- To be done -
Select every line below containing the word "Upgrade".

- Data for the task -
** start **

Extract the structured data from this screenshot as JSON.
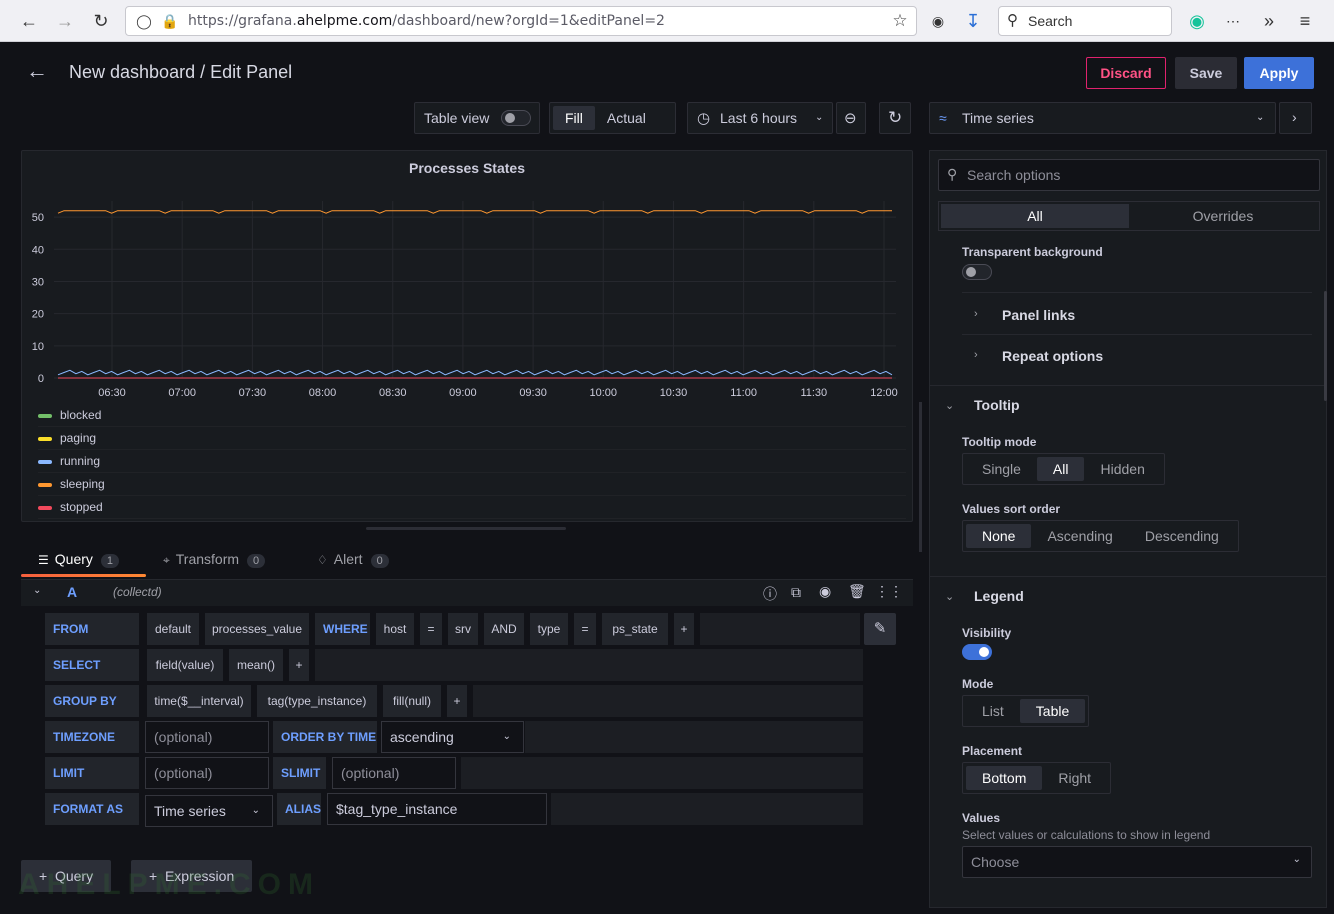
{
  "browser": {
    "url_prefix": "https://grafana.",
    "url_domain": "ahelpme.com",
    "url_path": "/dashboard/new?orgId=1&editPanel=2",
    "search_placeholder": "Search"
  },
  "header": {
    "title": "New dashboard / Edit Panel",
    "discard_label": "Discard",
    "save_label": "Save",
    "apply_label": "Apply"
  },
  "toolbar": {
    "table_view_label": "Table view",
    "fill_label": "Fill",
    "actual_label": "Actual",
    "time_range": "Last 6 hours",
    "visualization": "Time series"
  },
  "colors": {
    "accent": "#3d71d9",
    "discard": "#e0226e",
    "blocked": "#73bf69",
    "paging": "#fade2a",
    "running": "#8ab8ff",
    "sleeping": "#ff9830",
    "stopped": "#f2495c"
  },
  "chart_data": {
    "type": "line",
    "title": "Processes States",
    "xlabel": "",
    "ylabel": "",
    "x_ticks": [
      "06:30",
      "07:00",
      "07:30",
      "08:00",
      "08:30",
      "09:00",
      "09:30",
      "10:00",
      "10:30",
      "11:00",
      "11:30",
      "12:00"
    ],
    "y_ticks": [
      "0",
      "10",
      "20",
      "30",
      "40",
      "50"
    ],
    "ylim": [
      0,
      55
    ],
    "grid": true,
    "legend_placement": "bottom",
    "series": [
      {
        "name": "blocked",
        "color": "#73bf69",
        "values": [
          0,
          0,
          0,
          0,
          0,
          0,
          0,
          0,
          0,
          0,
          0,
          0
        ]
      },
      {
        "name": "paging",
        "color": "#fade2a",
        "values": [
          0,
          0,
          0,
          0,
          0,
          0,
          0,
          0,
          0,
          0,
          0,
          0
        ]
      },
      {
        "name": "running",
        "color": "#8ab8ff",
        "values": [
          1,
          1,
          1,
          1,
          1,
          1,
          1,
          1,
          1,
          1,
          1,
          1
        ]
      },
      {
        "name": "sleeping",
        "color": "#ff9830",
        "values": [
          52,
          52,
          52,
          52,
          52,
          52,
          52,
          52,
          52,
          52,
          52,
          52
        ]
      },
      {
        "name": "stopped",
        "color": "#f2495c",
        "values": [
          0,
          0,
          0,
          0,
          0,
          0,
          0,
          0,
          0,
          0,
          0,
          0
        ]
      }
    ]
  },
  "tabs": [
    {
      "label": "Query",
      "count": "1"
    },
    {
      "label": "Transform",
      "count": "0"
    },
    {
      "label": "Alert",
      "count": "0"
    }
  ],
  "query": {
    "letter": "A",
    "datasource": "(collectd)",
    "from": {
      "kw": "FROM",
      "policy": "default",
      "measurement": "processes_value",
      "where_kw": "WHERE",
      "t1": "host",
      "op1": "=",
      "v1": "srv",
      "and": "AND",
      "t2": "type",
      "op2": "=",
      "v2": "ps_state",
      "plus": "+"
    },
    "select": {
      "kw": "SELECT",
      "f1": "field(value)",
      "f2": "mean()",
      "plus": "+"
    },
    "group_by": {
      "kw": "GROUP BY",
      "g1": "time($__interval)",
      "g2": "tag(type_instance)",
      "g3": "fill(null)",
      "plus": "+"
    },
    "timezone": {
      "kw": "TIMEZONE",
      "placeholder": "(optional)",
      "order_kw": "ORDER BY TIME",
      "order_value": "ascending"
    },
    "limit": {
      "kw": "LIMIT",
      "placeholder": "(optional)",
      "slimit_kw": "SLIMIT",
      "slimit_placeholder": "(optional)"
    },
    "format": {
      "kw": "FORMAT AS",
      "value": "Time series",
      "alias_kw": "ALIAS",
      "alias_value": "$tag_type_instance"
    },
    "add_query_label": "Query",
    "add_expression_label": "Expression"
  },
  "watermark": "AHELPME.COM",
  "options": {
    "search_placeholder": "Search options",
    "tab_all": "All",
    "tab_overrides": "Overrides",
    "transparent_bg": "Transparent background",
    "panel_links": "Panel links",
    "repeat_options": "Repeat options",
    "tooltip": "Tooltip",
    "tooltip_mode": "Tooltip mode",
    "tooltip_modes": [
      "Single",
      "All",
      "Hidden"
    ],
    "sort_order": "Values sort order",
    "sort_orders": [
      "None",
      "Ascending",
      "Descending"
    ],
    "legend": "Legend",
    "visibility": "Visibility",
    "mode": "Mode",
    "modes": [
      "List",
      "Table"
    ],
    "placement": "Placement",
    "placements": [
      "Bottom",
      "Right"
    ],
    "values": "Values",
    "values_desc": "Select values or calculations to show in legend",
    "values_placeholder": "Choose"
  }
}
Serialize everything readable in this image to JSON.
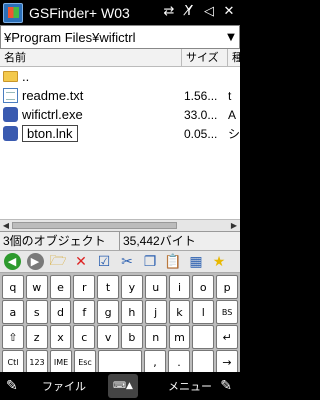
{
  "window": {
    "title": "GSFinder+ W03"
  },
  "status_icons": [
    "sync-icon",
    "signal-off-icon",
    "volume-off-icon",
    "close-icon"
  ],
  "path": {
    "value": "¥Program Files¥wifictrl"
  },
  "list": {
    "headers": {
      "name": "名前",
      "size": "サイズ",
      "type": "種"
    },
    "rows": [
      {
        "name": "..",
        "size": "",
        "type": "",
        "icon": "folder-icon"
      },
      {
        "name": "readme.txt",
        "size": "1.56...",
        "type": "t",
        "icon": "text-file-icon"
      },
      {
        "name": "wifictrl.exe",
        "size": "33.0...",
        "type": "A",
        "icon": "exe-icon"
      },
      {
        "name": "bton.lnk",
        "size": "0.05...",
        "type": "シ",
        "icon": "shortcut-icon"
      }
    ]
  },
  "status": {
    "count": "3個のオブジェクト",
    "bytes": "35,442バイト"
  },
  "keyboard": {
    "rows": [
      [
        "q",
        "w",
        "e",
        "r",
        "t",
        "y",
        "u",
        "i",
        "o",
        "p"
      ],
      [
        "a",
        "s",
        "d",
        "f",
        "g",
        "h",
        "j",
        "k",
        "l",
        "BS"
      ],
      [
        "⇧",
        "z",
        "x",
        "c",
        "v",
        "b",
        "n",
        "m",
        "",
        "↵"
      ],
      [
        "Ctl",
        "123",
        "IME",
        "Esc",
        "",
        "",
        ",",
        ".",
        "",
        "→"
      ]
    ]
  },
  "softkeys": {
    "left": "ファイル",
    "right": "メニュー"
  }
}
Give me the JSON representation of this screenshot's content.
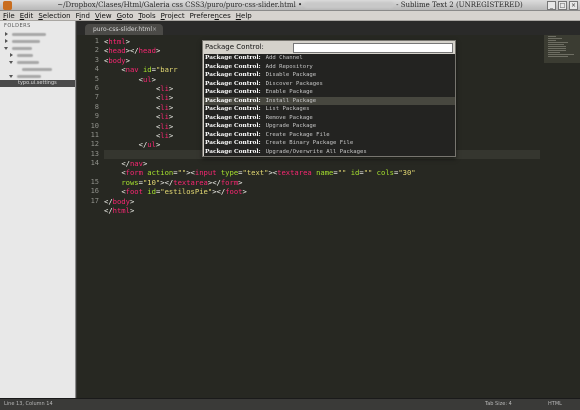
{
  "window": {
    "title_prefix": "~/Dropbox/Clases/Html/Galeria css CSS3/puro/puro-css-slider.html •",
    "title_suffix": "- Sublime Text 2 (UNREGISTERED)",
    "buttons": [
      "_",
      "□",
      "×"
    ]
  },
  "menu": [
    {
      "u": "F",
      "rest": "ile"
    },
    {
      "u": "E",
      "rest": "dit"
    },
    {
      "u": "S",
      "rest": "election"
    },
    {
      "pre": "F",
      "u": "i",
      "rest": "nd"
    },
    {
      "u": "V",
      "rest": "iew"
    },
    {
      "u": "G",
      "rest": "oto"
    },
    {
      "u": "T",
      "rest": "ools"
    },
    {
      "u": "P",
      "rest": "roject"
    },
    {
      "pre": "Prefere",
      "u": "n",
      "rest": "ces"
    },
    {
      "u": "H",
      "rest": "elp"
    }
  ],
  "sidebar": {
    "header": "FOLDERS",
    "selected_item": "typo.ui.settings"
  },
  "tab": {
    "label": "puro-css-slider.html",
    "close": "×"
  },
  "editor": {
    "line_numbers": [
      "1",
      "2",
      "3",
      "4",
      "5",
      "6",
      "7",
      "8",
      "9",
      "10",
      "11",
      "12",
      "13",
      "14",
      "",
      "15",
      "16",
      "17"
    ],
    "highlighted_line": 13
  },
  "palette": {
    "prompt": "Package Control:",
    "input_value": "",
    "prefix": "Package Control:",
    "items": [
      "Add Channel",
      "Add Repository",
      "Disable Package",
      "Discover Packages",
      "Enable Package",
      "Install Package",
      "List Packages",
      "Remove Package",
      "Upgrade Package",
      "Create Package File",
      "Create Binary Package File",
      "Upgrade/Overwrite All Packages"
    ],
    "selected_index": 5
  },
  "status": {
    "position": "Line 13, Column 14",
    "tab_size": "Tab Size: 4",
    "syntax": "HTML"
  }
}
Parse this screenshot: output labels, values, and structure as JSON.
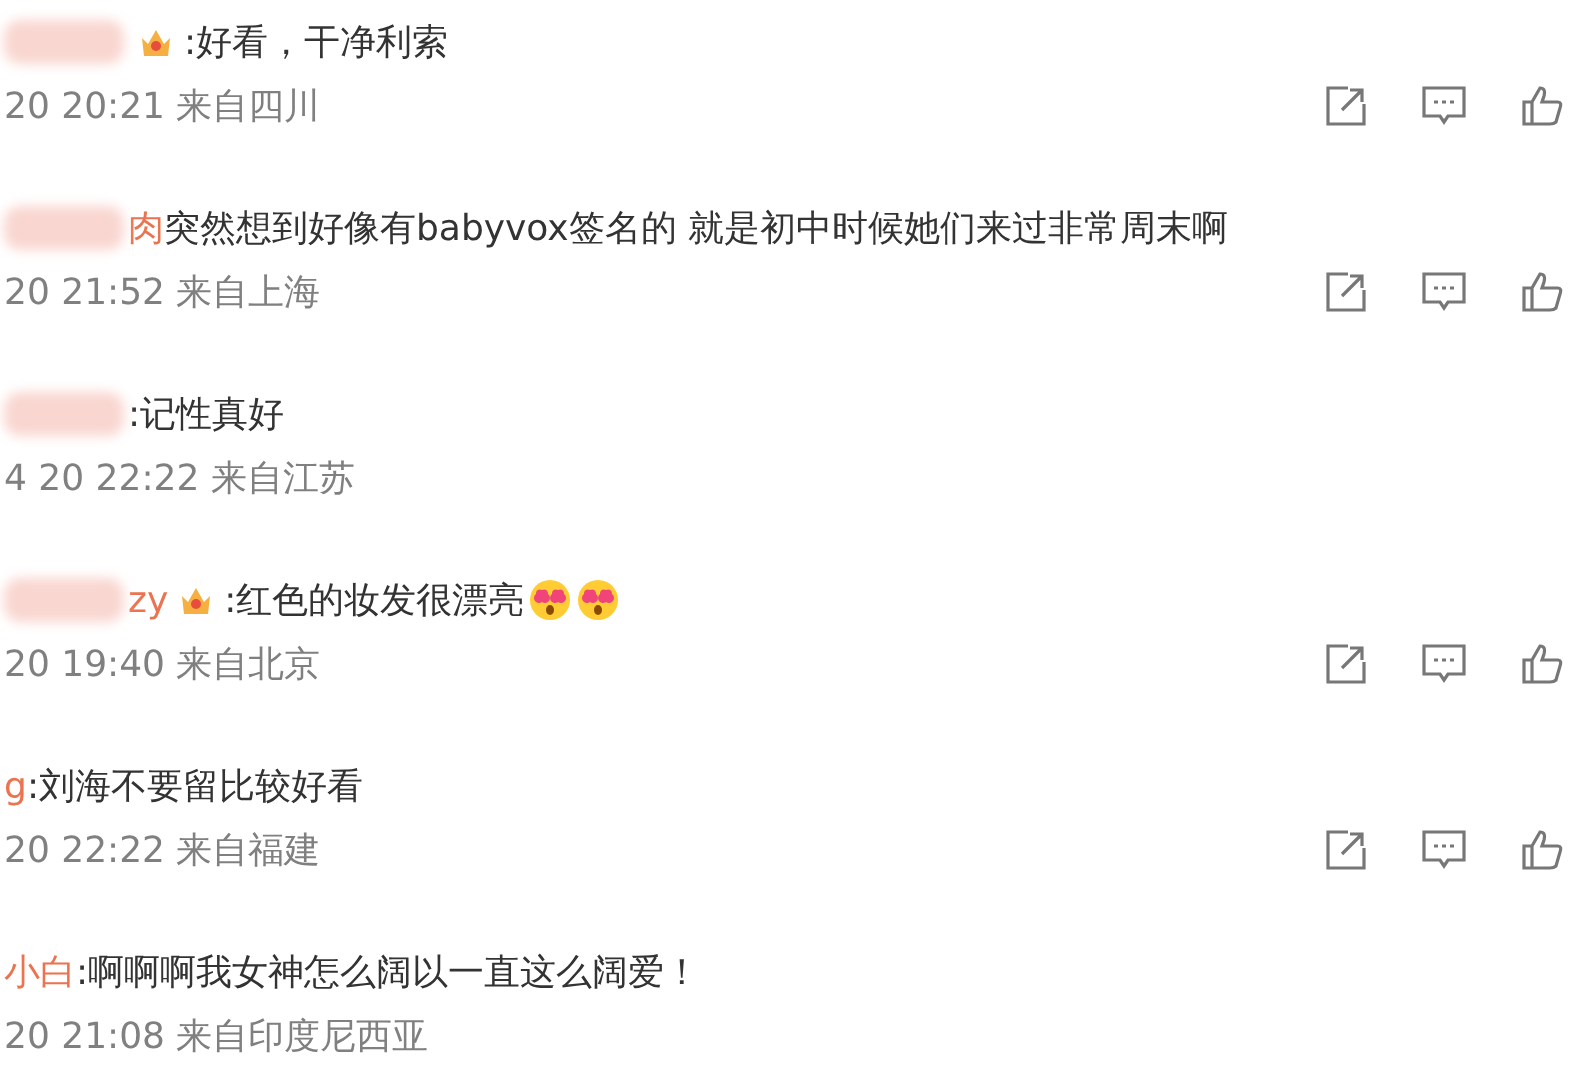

** end **

- Task answer -
      "Upgrade Package",
      "Upgrade/Overwrite All Packages"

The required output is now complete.